Problem statement
Output every line of the entries from the line containing "Read this page and output its text content." through the last, exactly, with no other content.

Records to use
------------------------------

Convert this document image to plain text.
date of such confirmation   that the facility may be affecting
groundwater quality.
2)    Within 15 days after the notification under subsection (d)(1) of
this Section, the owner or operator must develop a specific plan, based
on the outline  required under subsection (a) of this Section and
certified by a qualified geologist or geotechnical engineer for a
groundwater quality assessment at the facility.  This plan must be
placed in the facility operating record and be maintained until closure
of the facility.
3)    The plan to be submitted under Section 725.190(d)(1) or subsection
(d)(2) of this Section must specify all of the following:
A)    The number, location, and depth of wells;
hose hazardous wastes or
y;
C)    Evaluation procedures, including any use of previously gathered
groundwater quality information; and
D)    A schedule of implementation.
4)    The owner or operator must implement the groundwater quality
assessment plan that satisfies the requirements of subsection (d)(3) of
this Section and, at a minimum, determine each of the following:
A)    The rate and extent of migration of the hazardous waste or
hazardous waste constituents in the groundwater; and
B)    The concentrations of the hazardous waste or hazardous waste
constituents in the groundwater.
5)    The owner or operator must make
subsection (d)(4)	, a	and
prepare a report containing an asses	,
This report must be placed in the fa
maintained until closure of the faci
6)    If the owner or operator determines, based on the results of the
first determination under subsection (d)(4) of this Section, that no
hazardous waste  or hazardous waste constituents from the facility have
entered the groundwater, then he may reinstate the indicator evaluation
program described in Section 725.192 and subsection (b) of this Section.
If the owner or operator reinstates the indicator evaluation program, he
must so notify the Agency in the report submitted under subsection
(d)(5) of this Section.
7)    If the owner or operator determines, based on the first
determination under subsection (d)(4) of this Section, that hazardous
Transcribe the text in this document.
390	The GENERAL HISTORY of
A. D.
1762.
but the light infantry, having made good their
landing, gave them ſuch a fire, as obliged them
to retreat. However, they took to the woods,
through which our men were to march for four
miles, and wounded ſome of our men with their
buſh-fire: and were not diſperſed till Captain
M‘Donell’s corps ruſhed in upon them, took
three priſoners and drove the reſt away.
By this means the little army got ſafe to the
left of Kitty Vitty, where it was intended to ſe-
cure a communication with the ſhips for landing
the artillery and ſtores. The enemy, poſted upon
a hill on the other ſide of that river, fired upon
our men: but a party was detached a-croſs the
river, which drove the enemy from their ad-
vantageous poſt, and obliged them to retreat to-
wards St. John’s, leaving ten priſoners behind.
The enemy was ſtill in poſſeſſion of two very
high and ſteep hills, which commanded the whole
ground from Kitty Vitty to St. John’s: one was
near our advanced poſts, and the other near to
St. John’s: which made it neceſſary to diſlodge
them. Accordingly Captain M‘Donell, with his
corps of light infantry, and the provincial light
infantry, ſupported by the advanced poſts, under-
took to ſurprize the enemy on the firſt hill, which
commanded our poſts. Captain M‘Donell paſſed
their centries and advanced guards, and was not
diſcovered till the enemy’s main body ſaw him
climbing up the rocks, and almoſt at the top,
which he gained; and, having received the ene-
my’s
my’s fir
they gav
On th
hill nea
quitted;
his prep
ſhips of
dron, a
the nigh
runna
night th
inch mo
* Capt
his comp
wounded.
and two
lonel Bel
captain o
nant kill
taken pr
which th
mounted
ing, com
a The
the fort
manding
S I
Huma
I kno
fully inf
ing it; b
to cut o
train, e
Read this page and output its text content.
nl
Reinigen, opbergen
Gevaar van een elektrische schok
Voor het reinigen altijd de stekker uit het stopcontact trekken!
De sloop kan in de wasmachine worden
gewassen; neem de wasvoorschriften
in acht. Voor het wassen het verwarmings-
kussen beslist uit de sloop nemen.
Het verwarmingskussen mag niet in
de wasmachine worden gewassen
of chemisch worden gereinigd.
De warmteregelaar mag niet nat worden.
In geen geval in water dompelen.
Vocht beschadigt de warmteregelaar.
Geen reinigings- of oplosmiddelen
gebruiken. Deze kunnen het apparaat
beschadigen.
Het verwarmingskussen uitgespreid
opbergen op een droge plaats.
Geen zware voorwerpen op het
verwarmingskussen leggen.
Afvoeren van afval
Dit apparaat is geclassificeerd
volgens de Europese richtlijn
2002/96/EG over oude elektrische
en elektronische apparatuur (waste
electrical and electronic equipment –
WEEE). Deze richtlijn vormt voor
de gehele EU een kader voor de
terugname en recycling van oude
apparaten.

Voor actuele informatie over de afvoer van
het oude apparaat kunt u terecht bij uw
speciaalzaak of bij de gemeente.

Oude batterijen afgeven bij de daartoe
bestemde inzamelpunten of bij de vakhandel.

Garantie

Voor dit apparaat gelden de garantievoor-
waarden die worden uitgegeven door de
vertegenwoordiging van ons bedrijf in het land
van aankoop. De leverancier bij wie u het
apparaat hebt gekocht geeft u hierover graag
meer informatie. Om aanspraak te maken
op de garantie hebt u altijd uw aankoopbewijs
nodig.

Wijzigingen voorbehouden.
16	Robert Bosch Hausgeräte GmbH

------------------------------

Worked solution
Read this page and output its text content.
nl
Reinigen, opbergen
Gevaar van een elektrische schok
Voor het reinigen altijd de stekker uit het stopcontact trekken!
De sloop kan in de wasmachine worden
gewassen; neem de wasvoorschriften
in acht. Voor het wassen het verwarmings-
kussen beslist uit de sloop nemen.
Het verwarmingskussen mag niet in
de wasmachine worden gewassen
of chemisch worden gereinigd.
De warmteregelaar mag niet nat worden.
In geen geval in water dompelen.
Vocht beschadigt de warmteregelaar.
Geen reinigings- of oplosmiddelen
gebruiken. Deze kunnen het apparaat
beschadigen.
Het verwarmingskussen uitgespreid
opbergen op een droge plaats.
Geen zware voorwerpen op het
verwarmingskussen leggen.
Afvoeren van afval
Dit apparaat is geclassificeerd
volgens de Europese richtlijn
2002/96/EG over oude elektrische
en elektronische apparatuur (waste
electrical and electronic equipment –
WEEE). Deze richtlijn vormt voor
de gehele EU een kader voor de
terugname en recycling van oude
apparaten.

Voor actuele informatie over de afvoer van
het oude apparaat kunt u terecht bij uw
speciaalzaak of bij de gemeente.

Oude batterijen afgeven bij de daartoe
bestemde inzamelpunten of bij de vakhandel.

Garantie

Voor dit apparaat gelden de garantievoor-
waarden die worden uitgegeven door de
vertegenwoordiging van ons bedrijf in het land
van aankoop. De leverancier bij wie u het
apparaat hebt gekocht geeft u hierover graag
meer informatie. Om aanspraak te maken
op de garantie hebt u altijd uw aankoopbewijs
nodig.

Wijzigingen voorbehouden.
16	Robert Bosch Hausgeräte GmbH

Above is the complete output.